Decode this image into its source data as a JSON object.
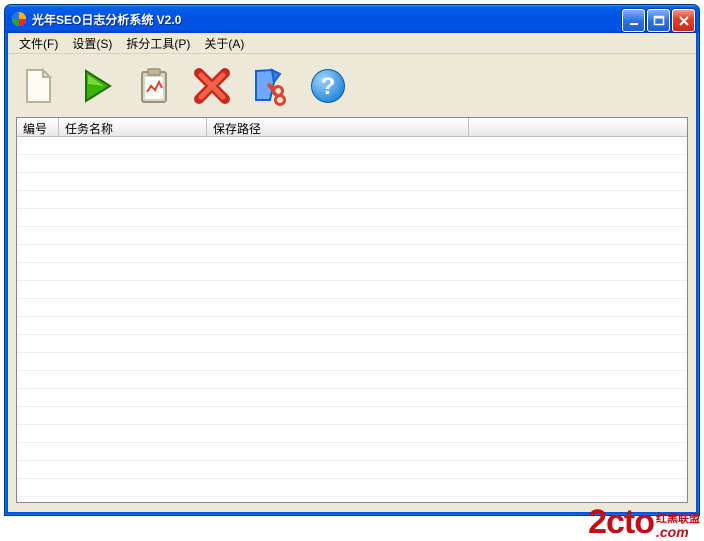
{
  "title": "光年SEO日志分析系统 V2.0",
  "menubar": [
    {
      "label": "文件(F)"
    },
    {
      "label": "设置(S)"
    },
    {
      "label": "拆分工具(P)"
    },
    {
      "label": "关于(A)"
    }
  ],
  "toolbar": [
    {
      "name": "new-document"
    },
    {
      "name": "run-play"
    },
    {
      "name": "report-clipboard"
    },
    {
      "name": "delete-cancel"
    },
    {
      "name": "cut-tool"
    },
    {
      "name": "help-about"
    }
  ],
  "columns": {
    "c1": "编号",
    "c2": "任务名称",
    "c3": "保存路径",
    "c4": ""
  },
  "watermark": {
    "main": "2cto",
    "cn": "红黑联盟",
    "com": ".com"
  }
}
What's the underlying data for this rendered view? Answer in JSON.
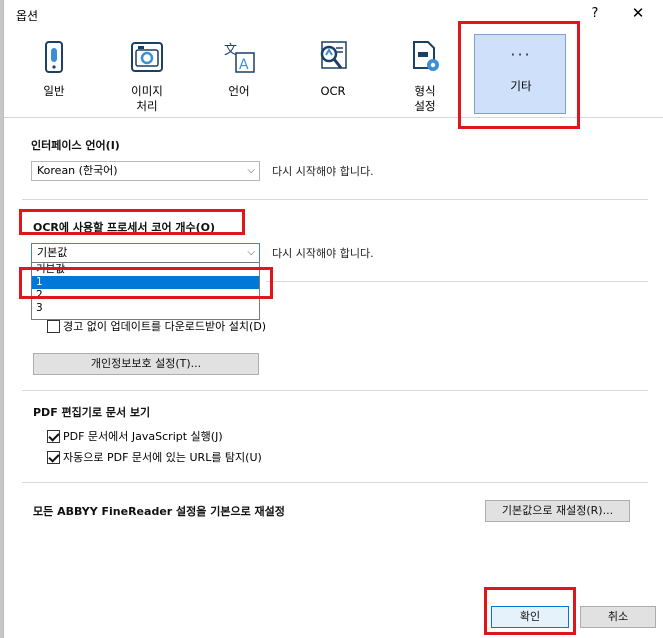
{
  "dialog": {
    "title": "옵션",
    "help_label": "?",
    "close_label": "✕"
  },
  "toolbar": {
    "items": [
      {
        "label": "일반",
        "icon": "phone-settings-icon"
      },
      {
        "label": "이미지\n처리",
        "icon": "camera-icon"
      },
      {
        "label": "언어",
        "icon": "translate-icon"
      },
      {
        "label": "OCR",
        "icon": "ocr-magnifier-icon"
      },
      {
        "label": "형식\n설정",
        "icon": "document-gear-icon"
      },
      {
        "label": "기타",
        "icon": "more-dots-icon",
        "selected": true
      }
    ],
    "more_dots": "···"
  },
  "interface_language": {
    "label": "인터페이스 언어(I)",
    "value": "Korean (한국어)",
    "note": "다시 시작해야 합니다."
  },
  "ocr_cores": {
    "label": "OCR에 사용할 프로세서 코어 개수(O)",
    "value": "기본값",
    "note": "다시 시작해야 합니다.",
    "options": [
      "기본값",
      "1",
      "2",
      "3"
    ],
    "highlighted_option": "1"
  },
  "updates": {
    "checkbox_label": "경고 없이 업데이트를 다운로드받아 설치(D)",
    "checked": false,
    "privacy_button": "개인정보보호 설정(T)..."
  },
  "pdf_editor": {
    "label": "PDF 편집기로 문서 보기",
    "js_label": "PDF 문서에서 JavaScript 실행(J)",
    "js_checked": true,
    "url_label": "자동으로 PDF 문서에 있는 URL를 탐지(U)",
    "url_checked": true
  },
  "reset": {
    "label": "모든 ABBYY FineReader 설정을 기본으로 재설정",
    "button": "기본값으로 재설정(R)..."
  },
  "footer": {
    "ok": "확인",
    "cancel": "취소"
  },
  "colors": {
    "highlight": "#e0161b",
    "selection": "#0078d7",
    "selected_tab": "#cfe0fa"
  }
}
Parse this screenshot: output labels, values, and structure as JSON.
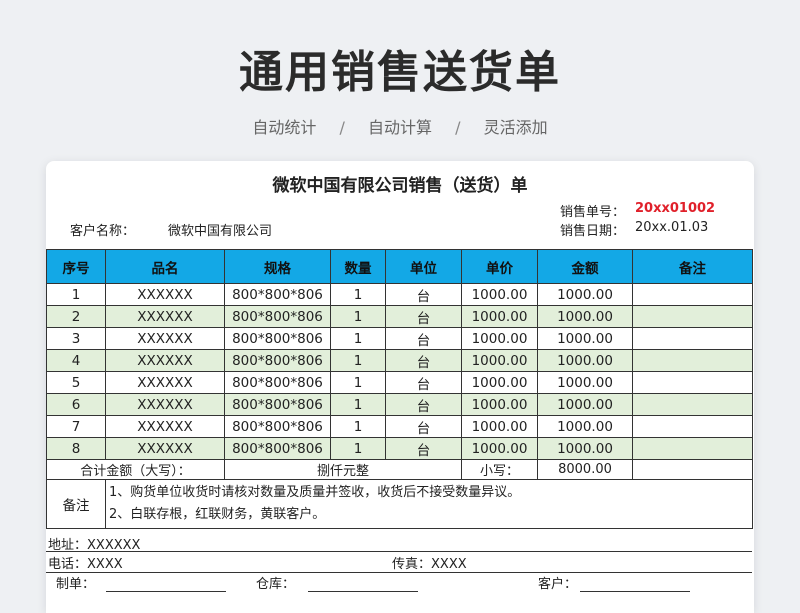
{
  "header": {
    "title": "通用销售送货单",
    "features": [
      "自动统计",
      "自动计算",
      "灵活添加"
    ],
    "separator": "/"
  },
  "document": {
    "title": "微软中国有限公司销售（送货）单",
    "order_no_label": "销售单号：",
    "order_no_value": "20xx01002",
    "customer_label": "客户名称：",
    "customer_value": "微软中国有限公司",
    "date_label": "销售日期：",
    "date_value": "20xx.01.03"
  },
  "table": {
    "columns": [
      "序号",
      "品名",
      "规格",
      "数量",
      "单位",
      "单价",
      "金额",
      "备注"
    ],
    "rows": [
      [
        "1",
        "XXXXXX",
        "800*800*806",
        "1",
        "台",
        "1000.00",
        "1000.00",
        ""
      ],
      [
        "2",
        "XXXXXX",
        "800*800*806",
        "1",
        "台",
        "1000.00",
        "1000.00",
        ""
      ],
      [
        "3",
        "XXXXXX",
        "800*800*806",
        "1",
        "台",
        "1000.00",
        "1000.00",
        ""
      ],
      [
        "4",
        "XXXXXX",
        "800*800*806",
        "1",
        "台",
        "1000.00",
        "1000.00",
        ""
      ],
      [
        "5",
        "XXXXXX",
        "800*800*806",
        "1",
        "台",
        "1000.00",
        "1000.00",
        ""
      ],
      [
        "6",
        "XXXXXX",
        "800*800*806",
        "1",
        "台",
        "1000.00",
        "1000.00",
        ""
      ],
      [
        "7",
        "XXXXXX",
        "800*800*806",
        "1",
        "台",
        "1000.00",
        "1000.00",
        ""
      ],
      [
        "8",
        "XXXXXX",
        "800*800*806",
        "1",
        "台",
        "1000.00",
        "1000.00",
        ""
      ]
    ],
    "total_label": "合计金额（大写）：",
    "total_words": "捌仟元整",
    "small_label": "小写：",
    "small_value": "8000.00",
    "notes_label": "备注",
    "notes": [
      "1、购货单位收货时请核对数量及质量并签收，收货后不接受数量异议。",
      "2、白联存根，红联财务，黄联客户。"
    ]
  },
  "footer": {
    "address_label": "地址：",
    "address_value": "XXXXXX",
    "phone_label": "电话：",
    "phone_value": "XXXX",
    "fax_label": "传真：",
    "fax_value": "XXXX",
    "maker_label": "制单：",
    "warehouse_label": "仓库：",
    "customer_label": "客户："
  },
  "colors": {
    "header_fill": "#13a8e6",
    "stripe_fill": "#e2efda",
    "order_no": "#e0202a"
  }
}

────────

* _PROBLEM TO SOLVE_:
Copy out each record shown above without alteration, skipping any picture.

* _OUTPUT FOR THIS TASK_:
Decode this image into its source data as a JSON object.
{
  "title": "光年SEO日志分析系统 V2.0",
  "menubar": [
    {
      "label": "文件(F)"
    },
    {
      "label": "设置(S)"
    },
    {
      "label": "拆分工具(P)"
    },
    {
      "label": "关于(A)"
    }
  ],
  "toolbar": [
    {
      "name": "new-document"
    },
    {
      "name": "run-play"
    },
    {
      "name": "report-clipboard"
    },
    {
      "name": "delete-cancel"
    },
    {
      "name": "cut-tool"
    },
    {
      "name": "help-about"
    }
  ],
  "columns": {
    "c1": "编号",
    "c2": "任务名称",
    "c3": "保存路径",
    "c4": ""
  },
  "watermark": {
    "main": "2cto",
    "cn": "红黑联盟",
    "com": ".com"
  }
}
What's the underlying data for this rendered view? Answer in JSON.
{
  "dialog": {
    "title": "옵션",
    "help_label": "?",
    "close_label": "✕"
  },
  "toolbar": {
    "items": [
      {
        "label": "일반",
        "icon": "phone-settings-icon"
      },
      {
        "label": "이미지\n처리",
        "icon": "camera-icon"
      },
      {
        "label": "언어",
        "icon": "translate-icon"
      },
      {
        "label": "OCR",
        "icon": "ocr-magnifier-icon"
      },
      {
        "label": "형식\n설정",
        "icon": "document-gear-icon"
      },
      {
        "label": "기타",
        "icon": "more-dots-icon",
        "selected": true
      }
    ],
    "more_dots": "···"
  },
  "interface_language": {
    "label": "인터페이스 언어(I)",
    "value": "Korean (한국어)",
    "note": "다시 시작해야 합니다."
  },
  "ocr_cores": {
    "label": "OCR에 사용할 프로세서 코어 개수(O)",
    "value": "기본값",
    "note": "다시 시작해야 합니다.",
    "options": [
      "기본값",
      "1",
      "2",
      "3"
    ],
    "highlighted_option": "1"
  },
  "updates": {
    "checkbox_label": "경고 없이 업데이트를 다운로드받아 설치(D)",
    "checked": false,
    "privacy_button": "개인정보보호 설정(T)..."
  },
  "pdf_editor": {
    "label": "PDF 편집기로 문서 보기",
    "js_label": "PDF 문서에서 JavaScript 실행(J)",
    "js_checked": true,
    "url_label": "자동으로 PDF 문서에 있는 URL를 탐지(U)",
    "url_checked": true
  },
  "reset": {
    "label": "모든 ABBYY FineReader 설정을 기본으로 재설정",
    "button": "기본값으로 재설정(R)..."
  },
  "footer": {
    "ok": "확인",
    "cancel": "취소"
  },
  "colors": {
    "highlight": "#e0161b",
    "selection": "#0078d7",
    "selected_tab": "#cfe0fa"
  }
}
Parse this screenshot: output labels, values, and structure as JSON.
{
  "header": {
    "title": "通用销售送货单",
    "features": [
      "自动统计",
      "自动计算",
      "灵活添加"
    ],
    "separator": "/"
  },
  "document": {
    "title": "微软中国有限公司销售（送货）单",
    "order_no_label": "销售单号：",
    "order_no_value": "20xx01002",
    "customer_label": "客户名称：",
    "customer_value": "微软中国有限公司",
    "date_label": "销售日期：",
    "date_value": "20xx.01.03"
  },
  "table": {
    "columns": [
      "序号",
      "品名",
      "规格",
      "数量",
      "单位",
      "单价",
      "金额",
      "备注"
    ],
    "rows": [
      [
        "1",
        "XXXXXX",
        "800*800*806",
        "1",
        "台",
        "1000.00",
        "1000.00",
        ""
      ],
      [
        "2",
        "XXXXXX",
        "800*800*806",
        "1",
        "台",
        "1000.00",
        "1000.00",
        ""
      ],
      [
        "3",
        "XXXXXX",
        "800*800*806",
        "1",
        "台",
        "1000.00",
        "1000.00",
        ""
      ],
      [
        "4",
        "XXXXXX",
        "800*800*806",
        "1",
        "台",
        "1000.00",
        "1000.00",
        ""
      ],
      [
        "5",
        "XXXXXX",
        "800*800*806",
        "1",
        "台",
        "1000.00",
        "1000.00",
        ""
      ],
      [
        "6",
        "XXXXXX",
        "800*800*806",
        "1",
        "台",
        "1000.00",
        "1000.00",
        ""
      ],
      [
        "7",
        "XXXXXX",
        "800*800*806",
        "1",
        "台",
        "1000.00",
        "1000.00",
        ""
      ],
      [
        "8",
        "XXXXXX",
        "800*800*806",
        "1",
        "台",
        "1000.00",
        "1000.00",
        ""
      ]
    ],
    "total_label": "合计金额（大写）：",
    "total_words": "捌仟元整",
    "small_label": "小写：",
    "small_value": "8000.00",
    "notes_label": "备注",
    "notes": [
      "1、购货单位收货时请核对数量及质量并签收，收货后不接受数量异议。",
      "2、白联存根，红联财务，黄联客户。"
    ]
  },
  "footer": {
    "address_label": "地址：",
    "address_value": "XXXXXX",
    "phone_label": "电话：",
    "phone_value": "XXXX",
    "fax_label": "传真：",
    "fax_value": "XXXX",
    "maker_label": "制单：",
    "warehouse_label": "仓库：",
    "customer_label": "客户："
  },
  "colors": {
    "header_fill": "#13a8e6",
    "stripe_fill": "#e2efda",
    "order_no": "#e0202a"
  }
}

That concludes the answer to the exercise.